··· TEXTO EXIBIDO ···

Corrijam-me se eu estiver errado, mas em certos casos confesso que me parece que antes vale uma rigidez que uma flexibilização. No caso do “você sabe que eu te amo”, deveria passar a ser aceito também “tu sabe que eu te amo”, e assim várias outras exceções, de modo que se perderia toda uma padronização a depender do tamanho da flexibilização.


----------



## gbasfora

cê sabe que eu amo você


----------



## meencantesp

gbasfora said:


> cê sabe que eu amo você



“Você sabe que eu amo você” creio até ser correta. Mas convenhamos que dependendo do caso fica bem desagradável a repetição da palavra “você”. “Mas você sabia que eu queria falar com você, até porque eu tinha dito isso pra você outro dia.”

_Castelhano: “Pero sabías que quería hablar contigo, inclusive porque te lo había dicho otro dia”._


----------



## aprendiendo argento

meencantesp said:


> “Você sabe que eu amo você” creio até ser correta. Mas convenhamos que dependendo do caso fica bem desagradável a repetição da palavra “você”.

···

▸ **REQUISITOS DO EXERCÍCIO**:
A. Diga se cada afirmação está de acordo com o texto exibido. Responda sim ou não e cite literalmente as palavras do texto que decidem a questão.
(i) O primeiro participante prefere a flexibilização à rigidez.
(ii) meencantesp acredita que a frase “Você sabe que eu amo você” seja correta.
(iii) meencantesp apresenta uma versão da frase em alemão.
B. Responda com base no texto exibido:
(i) Segundo o primeiro participante, o que se perderia, a depender do tamanho da flexibilização?
(ii) Segundo meencantesp, a repetição de qual palavra fica bem desagradável dependendo do caso?
(iii) Em que língua está a frase “Pero sabías que quería hablar contigo, inclusive porque te lo había dicho otro dia”?
C. Traduza para o inglês esta frase do texto exibido: «Mas convenhamos que dependendo do caso fica bem desagradável a repetição da palavra “você”.»

··· DADOS LISTADOS ···

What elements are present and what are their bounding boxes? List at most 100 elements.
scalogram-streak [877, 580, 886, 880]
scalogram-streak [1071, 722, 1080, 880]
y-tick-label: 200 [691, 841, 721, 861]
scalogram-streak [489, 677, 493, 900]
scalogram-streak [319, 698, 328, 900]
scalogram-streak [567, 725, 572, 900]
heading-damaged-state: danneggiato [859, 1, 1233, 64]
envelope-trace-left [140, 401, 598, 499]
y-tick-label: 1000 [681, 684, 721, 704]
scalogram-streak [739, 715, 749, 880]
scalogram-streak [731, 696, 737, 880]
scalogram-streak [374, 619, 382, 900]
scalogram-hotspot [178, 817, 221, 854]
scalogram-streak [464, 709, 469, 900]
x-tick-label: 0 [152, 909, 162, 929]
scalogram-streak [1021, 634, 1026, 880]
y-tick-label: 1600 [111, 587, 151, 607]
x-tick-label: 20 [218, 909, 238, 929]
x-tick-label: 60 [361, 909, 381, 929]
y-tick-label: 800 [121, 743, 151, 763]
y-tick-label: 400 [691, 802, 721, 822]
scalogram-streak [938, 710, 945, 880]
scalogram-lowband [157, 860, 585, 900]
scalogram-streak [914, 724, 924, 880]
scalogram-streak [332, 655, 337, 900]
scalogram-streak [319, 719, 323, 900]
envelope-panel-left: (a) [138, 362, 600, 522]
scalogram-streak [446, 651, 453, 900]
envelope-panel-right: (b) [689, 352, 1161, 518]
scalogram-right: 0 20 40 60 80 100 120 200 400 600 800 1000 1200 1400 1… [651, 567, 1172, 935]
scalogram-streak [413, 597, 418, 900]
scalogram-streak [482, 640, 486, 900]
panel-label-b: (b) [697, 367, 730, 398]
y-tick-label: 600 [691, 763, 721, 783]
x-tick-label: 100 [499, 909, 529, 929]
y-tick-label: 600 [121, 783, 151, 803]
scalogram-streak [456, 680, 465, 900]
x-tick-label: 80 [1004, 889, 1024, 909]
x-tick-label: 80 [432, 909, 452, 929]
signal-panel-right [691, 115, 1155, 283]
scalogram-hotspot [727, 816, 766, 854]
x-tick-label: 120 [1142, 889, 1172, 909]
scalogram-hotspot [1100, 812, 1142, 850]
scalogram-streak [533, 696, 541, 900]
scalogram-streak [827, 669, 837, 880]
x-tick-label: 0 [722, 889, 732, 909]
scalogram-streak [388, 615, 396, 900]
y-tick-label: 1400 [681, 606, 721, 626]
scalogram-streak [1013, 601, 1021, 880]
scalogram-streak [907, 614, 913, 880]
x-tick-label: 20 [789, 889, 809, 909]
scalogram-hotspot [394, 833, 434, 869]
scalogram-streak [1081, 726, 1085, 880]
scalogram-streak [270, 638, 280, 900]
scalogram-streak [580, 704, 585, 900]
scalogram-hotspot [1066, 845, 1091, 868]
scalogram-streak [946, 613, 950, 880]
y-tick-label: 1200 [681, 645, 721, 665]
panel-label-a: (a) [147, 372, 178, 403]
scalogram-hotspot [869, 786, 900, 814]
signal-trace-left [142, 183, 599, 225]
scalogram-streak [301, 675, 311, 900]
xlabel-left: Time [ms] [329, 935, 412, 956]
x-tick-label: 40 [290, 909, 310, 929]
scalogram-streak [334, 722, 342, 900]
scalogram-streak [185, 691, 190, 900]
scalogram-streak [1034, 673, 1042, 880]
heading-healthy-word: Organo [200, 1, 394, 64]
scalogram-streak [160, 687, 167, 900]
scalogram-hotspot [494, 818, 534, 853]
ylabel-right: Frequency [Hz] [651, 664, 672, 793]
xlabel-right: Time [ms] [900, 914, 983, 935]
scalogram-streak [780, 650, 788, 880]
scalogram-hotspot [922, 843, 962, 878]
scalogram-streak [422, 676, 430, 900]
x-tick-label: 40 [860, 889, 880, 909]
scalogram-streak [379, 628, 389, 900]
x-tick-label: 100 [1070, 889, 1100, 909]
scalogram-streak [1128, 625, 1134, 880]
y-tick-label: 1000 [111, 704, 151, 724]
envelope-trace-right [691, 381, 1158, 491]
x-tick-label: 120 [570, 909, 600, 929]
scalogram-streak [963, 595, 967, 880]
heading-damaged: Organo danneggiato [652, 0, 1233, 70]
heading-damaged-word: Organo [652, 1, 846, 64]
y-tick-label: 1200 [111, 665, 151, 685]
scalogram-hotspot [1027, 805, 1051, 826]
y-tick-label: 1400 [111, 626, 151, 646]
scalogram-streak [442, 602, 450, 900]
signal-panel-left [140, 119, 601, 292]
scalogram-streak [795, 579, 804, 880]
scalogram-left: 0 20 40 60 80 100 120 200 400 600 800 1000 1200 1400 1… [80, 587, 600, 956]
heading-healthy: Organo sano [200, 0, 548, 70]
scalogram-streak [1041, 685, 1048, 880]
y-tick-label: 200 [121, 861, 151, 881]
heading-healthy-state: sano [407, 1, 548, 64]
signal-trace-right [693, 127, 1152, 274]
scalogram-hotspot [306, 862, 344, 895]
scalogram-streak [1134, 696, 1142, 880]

···

▸ **RESPOSTAS DAS TAREFAS**:
A.
(i) Não: “antes vale uma rigidez que uma flexibilização”.
(ii) Sim: ““Você sabe que eu amo você” creio até ser correta”.
(iii) Não: “Castelhano:”.

B.
(i) Toda uma padronização.
(ii) A palavra “você”.
(iii) Em castelhano.

C. But let's admit that, depending on the case, the repetition of the word “você” becomes quite unpleasant.